EXERCISE DETAILS: Rewrite every entry below, substituting "closing statement" for each occurrence of "concluding statement" and leaving all other text unchanged. Omit the pictures from your answer.

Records

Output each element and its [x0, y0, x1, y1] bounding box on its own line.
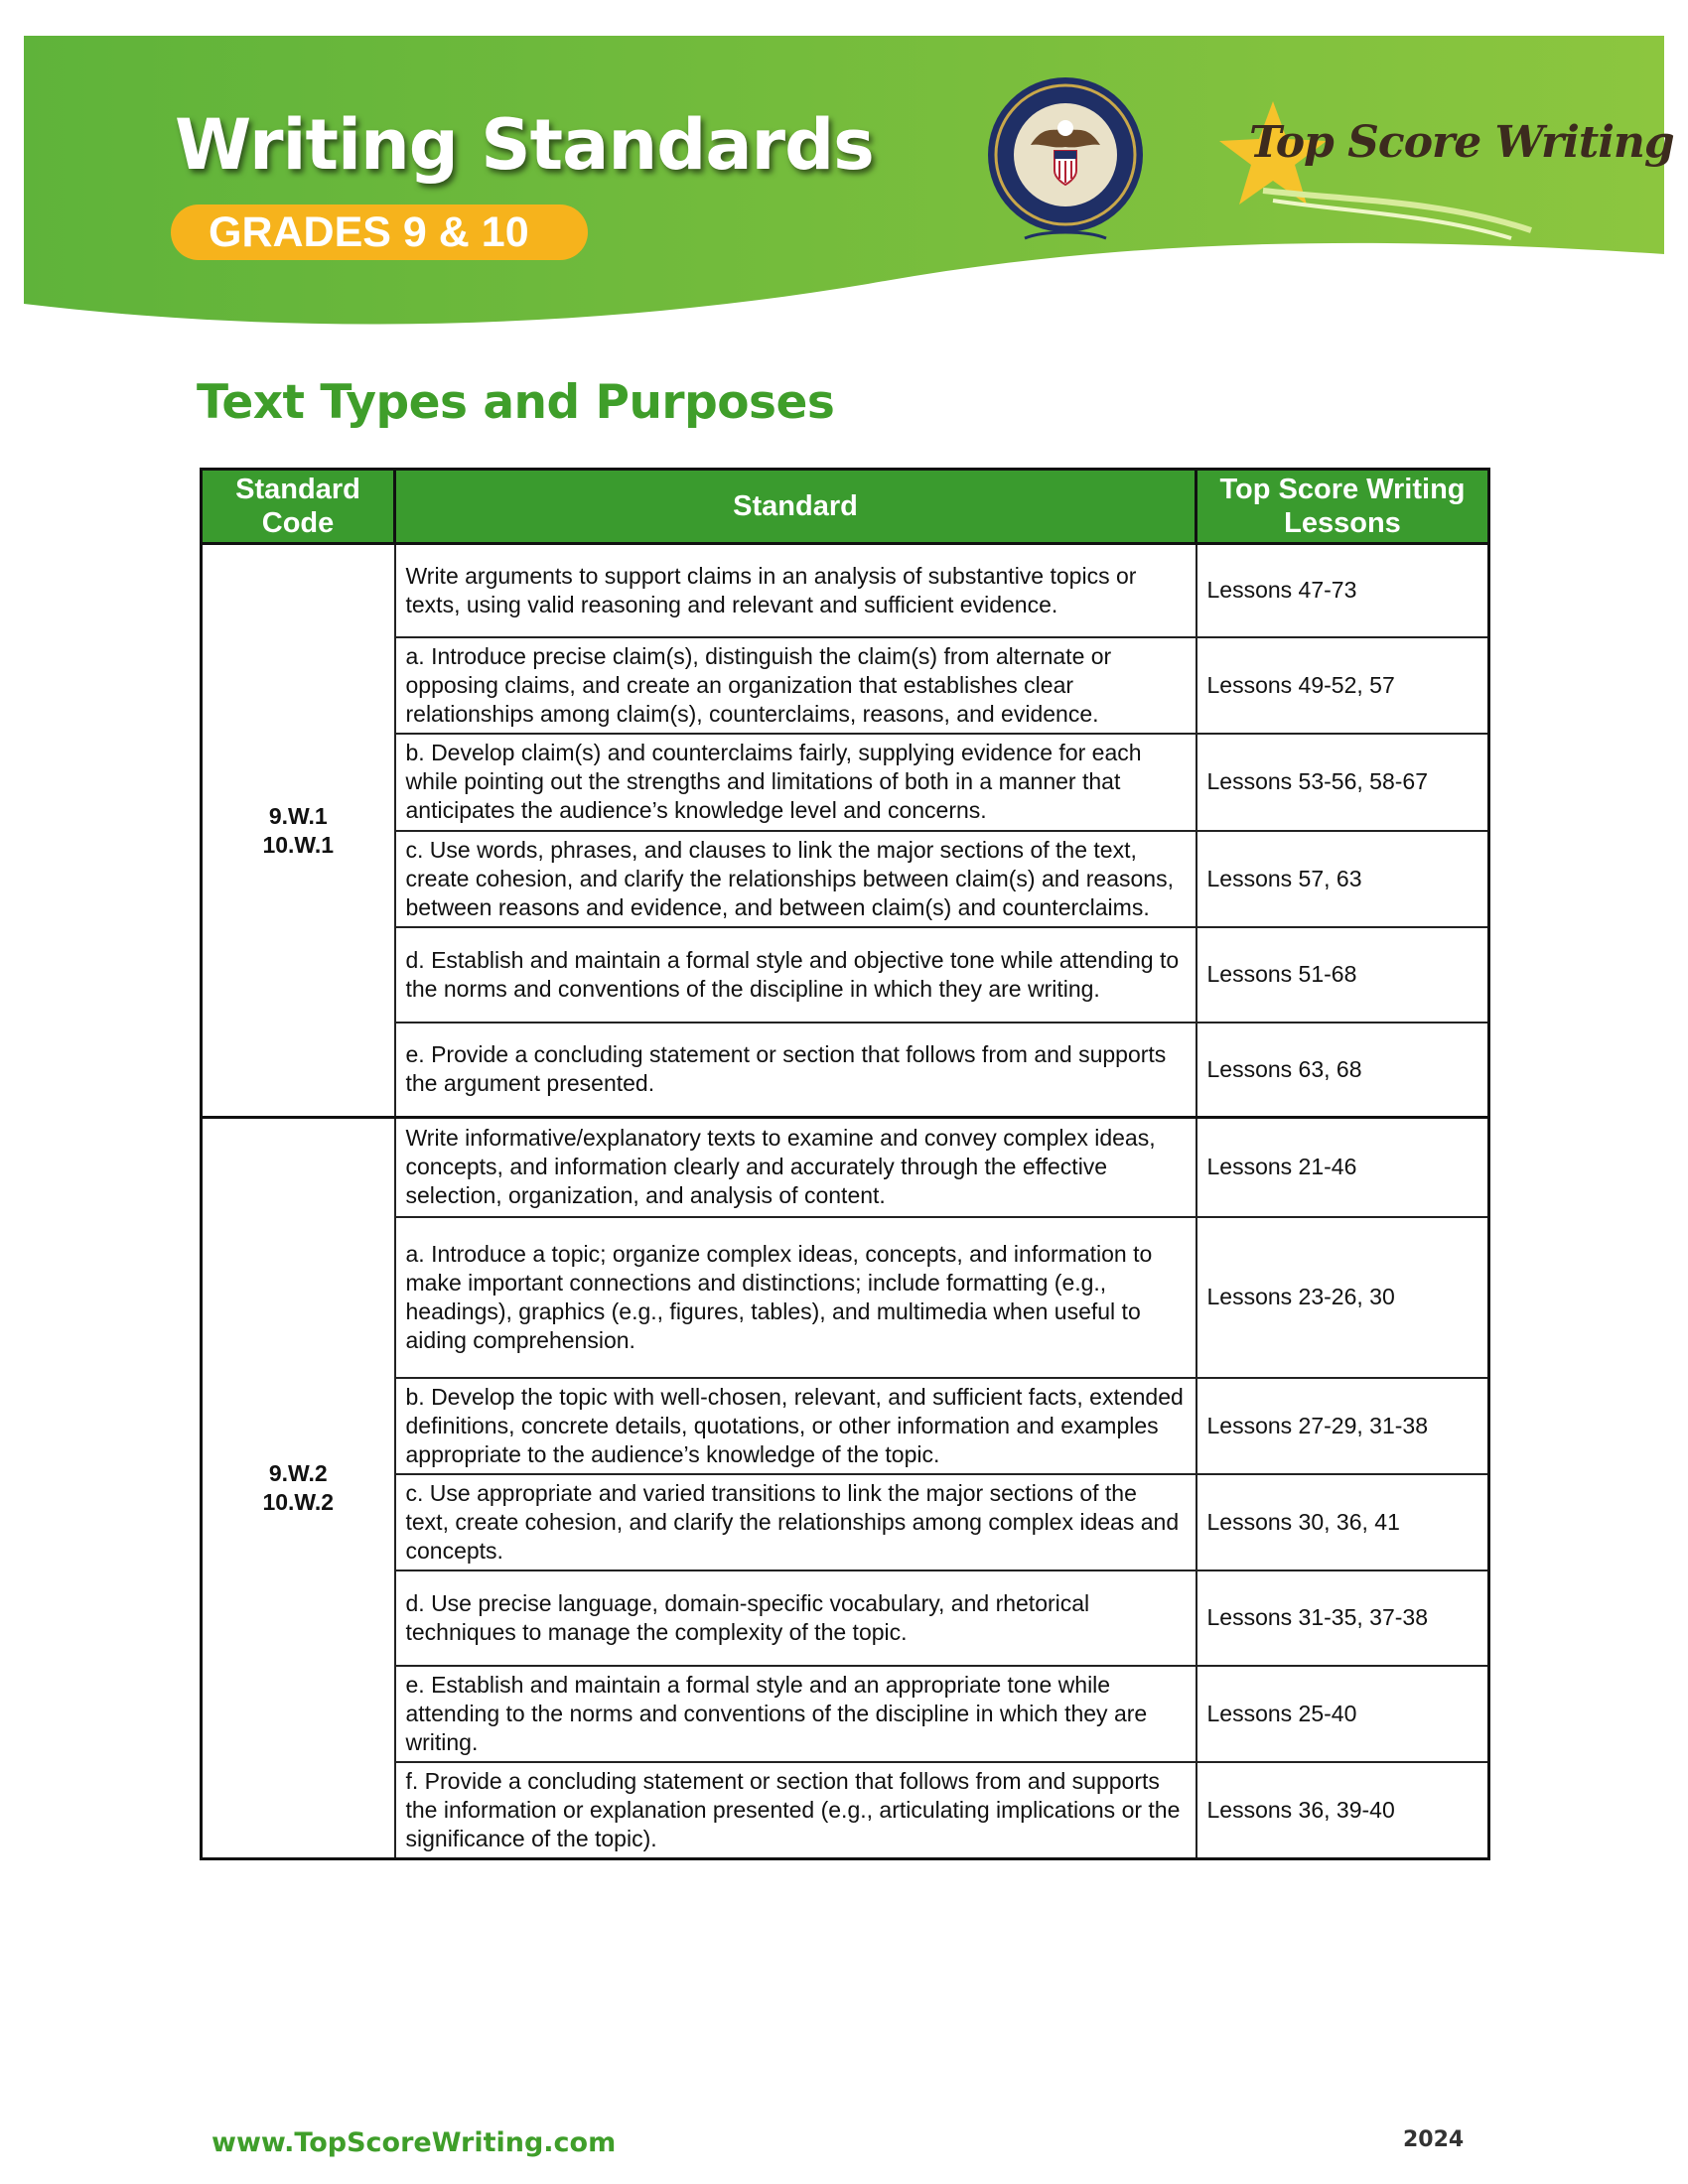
lessons-cell: Lessons 57, 63 [1196, 831, 1489, 927]
standard-text: c. Use words, phrases, and clauses to link the major sections of the text, create cohesion, and clarify the relationships between claim(s) and reasons, between reasons and evidence, and between claim(s) and counterclaims. [395, 831, 1196, 927]
table-row [202, 1118, 1489, 1217]
lessons-cell: Lessons 25-40 [1196, 1666, 1489, 1762]
brand-name: Top Score Writing [1249, 117, 1674, 168]
table-row [202, 1666, 1489, 1762]
grade-badge: GRADES 9 & 10 [171, 205, 588, 260]
footer-website-link[interactable]: www.TopScoreWriting.com [211, 2127, 617, 2158]
standard-code: 10.W.2 [262, 1488, 335, 1515]
standard-text: a. Introduce precise claim(s), distinguish the claim(s) from alternate or opposing claims, and create an organization that establishes clear relationships among claim(s), counterclaims, reasons, and evidence. [395, 637, 1196, 734]
standard-code: 9.W.1 [268, 802, 328, 829]
lessons-cell: Lessons 21-46 [1196, 1118, 1489, 1217]
table-row [202, 927, 1489, 1023]
standard-text: e. Establish and maintain a formal style and an appropriate tone while attending to the norms and conventions of the discipline in which they are writing. [395, 1666, 1196, 1762]
lessons-cell: Lessons 63, 68 [1196, 1023, 1489, 1118]
lessons-cell: Lessons 51-68 [1196, 927, 1489, 1023]
lessons-cell: Lessons 27-29, 31-38 [1196, 1378, 1489, 1474]
section-title: Text Types and Purposes [197, 375, 835, 430]
lessons-cell: Lessons 47-73 [1196, 544, 1489, 637]
table-row [202, 1217, 1489, 1378]
standard-text: b. Develop the topic with well‐chosen, relevant, and sufficient facts, extended definitions, concrete details, quotations, or other information and examples appropriate to the audience’s knowledge of the topic. [395, 1378, 1196, 1474]
standard-text: c. Use appropriate and varied transitions to link the major sections of the text, create cohesion, and clarify the relationships among complex ideas and concepts. [395, 1474, 1196, 1570]
standard-text: e. Provide a concluding statement or section that follows from and supports the argument presented. [395, 1023, 1196, 1118]
standard-code-cell [202, 1118, 395, 1859]
footer-year: 2024 [1403, 2127, 1465, 2152]
standard-text: Write arguments to support claims in an analysis of substantive topics or texts, using valid reasoning and relevant and sufficient evidence. [395, 544, 1196, 637]
table-row [202, 1570, 1489, 1666]
table-row [202, 637, 1489, 734]
standard-text: a. Introduce a topic; organize complex ideas, concepts, and information to make important connections and distinctions; include formatting (e.g., headings), graphics (e.g., figures, tables), and multimedia when useful to aiding comprehension. [395, 1217, 1196, 1378]
table-row [202, 1378, 1489, 1474]
table-row [202, 1474, 1489, 1570]
standard-code: 10.W.1 [262, 831, 335, 858]
state-seal-logo [985, 73, 1146, 242]
header-lessons: Top Score Writing Lessons [1196, 470, 1489, 544]
lessons-cell: Lessons 36, 39-40 [1196, 1762, 1489, 1859]
lessons-cell: Lessons 53-56, 58-67 [1196, 734, 1489, 831]
lessons-cell: Lessons 30, 36, 41 [1196, 1474, 1489, 1570]
header-standard: Standard [395, 470, 1196, 544]
standard-text: d. Establish and maintain a formal style and objective tone while attending to the norms and conventions of the discipline in which they are writing. [395, 927, 1196, 1023]
standards-table [200, 468, 1490, 1860]
table-row [202, 1023, 1489, 1118]
table-row [202, 734, 1489, 831]
page-title: Writing Standards [175, 104, 874, 186]
standard-text: b. Develop claim(s) and counterclaims fairly, supplying evidence for each while pointing out the strengths and limitations of both in a manner that anticipates the audience’s knowledge level and concerns. [395, 734, 1196, 831]
standard-text: d. Use precise language, domain-specific vocabulary, and rhetorical techniques to manage the complexity of the topic. [395, 1570, 1196, 1666]
standard-code-cell [202, 544, 395, 1118]
table-header-row [202, 470, 1489, 544]
table-row [202, 831, 1489, 927]
standard-text: f. Provide a concluding statement or section that follows from and supports the information or explanation presented (e.g., articulating implications or the significance of the topic). [395, 1762, 1196, 1859]
standard-text: Write informative/explanatory texts to examine and convey complex ideas, concepts, and information clearly and accurately through the effective selection, organization, and analysis of content. [395, 1118, 1196, 1217]
lessons-cell: Lessons 23-26, 30 [1196, 1217, 1489, 1378]
lessons-cell: Lessons 31-35, 37-38 [1196, 1570, 1489, 1666]
header-standard-code: Standard Code [202, 470, 395, 544]
table-row [202, 1762, 1489, 1859]
lessons-cell: Lessons 49-52, 57 [1196, 637, 1489, 734]
table-row [202, 544, 1489, 637]
standard-code: 9.W.2 [268, 1459, 328, 1486]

OUTPUT OF THE TASK:
Output each element and its [x0, y0, x1, y1] bounding box on its own line.
lessons-cell: Lessons 57, 63 [1196, 831, 1489, 927]
standard-text: c. Use words, phrases, and clauses to link the major sections of the text, create cohesion, and clarify the relationships between claim(s) and reasons, between reasons and evidence, and between claim(s) and counterclaims. [395, 831, 1196, 927]
table-row [202, 1118, 1489, 1217]
lessons-cell: Lessons 25-40 [1196, 1666, 1489, 1762]
brand-name: Top Score Writing [1249, 117, 1674, 168]
table-row [202, 1666, 1489, 1762]
grade-badge: GRADES 9 & 10 [171, 205, 588, 260]
footer-website-link[interactable]: www.TopScoreWriting.com [211, 2127, 617, 2158]
standard-code: 10.W.2 [262, 1488, 335, 1515]
standard-text: a. Introduce precise claim(s), distinguish the claim(s) from alternate or opposing claims, and create an organization that establishes clear relationships among claim(s), counterclaims, reasons, and evidence. [395, 637, 1196, 734]
standard-code: 9.W.1 [268, 802, 328, 829]
lessons-cell: Lessons 21-46 [1196, 1118, 1489, 1217]
table-row [202, 927, 1489, 1023]
standard-text: e. Establish and maintain a formal style and an appropriate tone while attending to the norms and conventions of the discipline in which they are writing. [395, 1666, 1196, 1762]
lessons-cell: Lessons 63, 68 [1196, 1023, 1489, 1118]
lessons-cell: Lessons 51-68 [1196, 927, 1489, 1023]
lessons-cell: Lessons 27-29, 31-38 [1196, 1378, 1489, 1474]
section-title: Text Types and Purposes [197, 375, 835, 430]
lessons-cell: Lessons 47-73 [1196, 544, 1489, 637]
table-row [202, 1217, 1489, 1378]
standard-text: b. Develop the topic with well‐chosen, relevant, and sufficient facts, extended definitions, concrete details, quotations, or other information and examples appropriate to the audience’s knowledge of the topic. [395, 1378, 1196, 1474]
standard-text: c. Use appropriate and varied transitions to link the major sections of the text, create cohesion, and clarify the relationships among complex ideas and concepts. [395, 1474, 1196, 1570]
standard-text: e. Provide a closing statement or section that follows from and supports the argument presented. [395, 1023, 1196, 1118]
standard-code-cell [202, 1118, 395, 1859]
footer-year: 2024 [1403, 2127, 1465, 2152]
standard-text: Write arguments to support claims in an analysis of substantive topics or texts, using valid reasoning and relevant and sufficient evidence. [395, 544, 1196, 637]
table-row [202, 1570, 1489, 1666]
table-row [202, 637, 1489, 734]
standard-text: a. Introduce a topic; organize complex ideas, concepts, and information to make important connections and distinctions; include formatting (e.g., headings), graphics (e.g., figures, tables), and multimedia when useful to aiding comprehension. [395, 1217, 1196, 1378]
table-row [202, 1378, 1489, 1474]
table-row [202, 1474, 1489, 1570]
standard-code: 10.W.1 [262, 831, 335, 858]
state-seal-logo [985, 73, 1146, 242]
header-lessons: Top Score Writing Lessons [1196, 470, 1489, 544]
lessons-cell: Lessons 36, 39-40 [1196, 1762, 1489, 1859]
lessons-cell: Lessons 53-56, 58-67 [1196, 734, 1489, 831]
lessons-cell: Lessons 30, 36, 41 [1196, 1474, 1489, 1570]
header-standard: Standard [395, 470, 1196, 544]
standard-text: d. Establish and maintain a formal style and objective tone while attending to the norms and conventions of the discipline in which they are writing. [395, 927, 1196, 1023]
standards-table [200, 468, 1490, 1860]
table-row [202, 1023, 1489, 1118]
table-row [202, 734, 1489, 831]
page-title: Writing Standards [175, 104, 874, 186]
standard-text: b. Develop claim(s) and counterclaims fairly, supplying evidence for each while pointing out the strengths and limitations of both in a manner that anticipates the audience’s knowledge level and concerns. [395, 734, 1196, 831]
standard-text: d. Use precise language, domain-specific vocabulary, and rhetorical techniques to manage the complexity of the topic. [395, 1570, 1196, 1666]
standard-code-cell [202, 544, 395, 1118]
table-header-row [202, 470, 1489, 544]
table-row [202, 831, 1489, 927]
standard-text: f. Provide a closing statement or section that follows from and supports the information or explanation presented (e.g., articulating implications or the significance of the topic). [395, 1762, 1196, 1859]
standard-text: Write informative/explanatory texts to examine and convey complex ideas, concepts, and information clearly and accurately through the effective selection, organization, and analysis of content. [395, 1118, 1196, 1217]
lessons-cell: Lessons 23-26, 30 [1196, 1217, 1489, 1378]
lessons-cell: Lessons 31-35, 37-38 [1196, 1570, 1489, 1666]
header-standard-code: Standard Code [202, 470, 395, 544]
table-row [202, 1762, 1489, 1859]
lessons-cell: Lessons 49-52, 57 [1196, 637, 1489, 734]
table-row [202, 544, 1489, 637]
standard-code: 9.W.2 [268, 1459, 328, 1486]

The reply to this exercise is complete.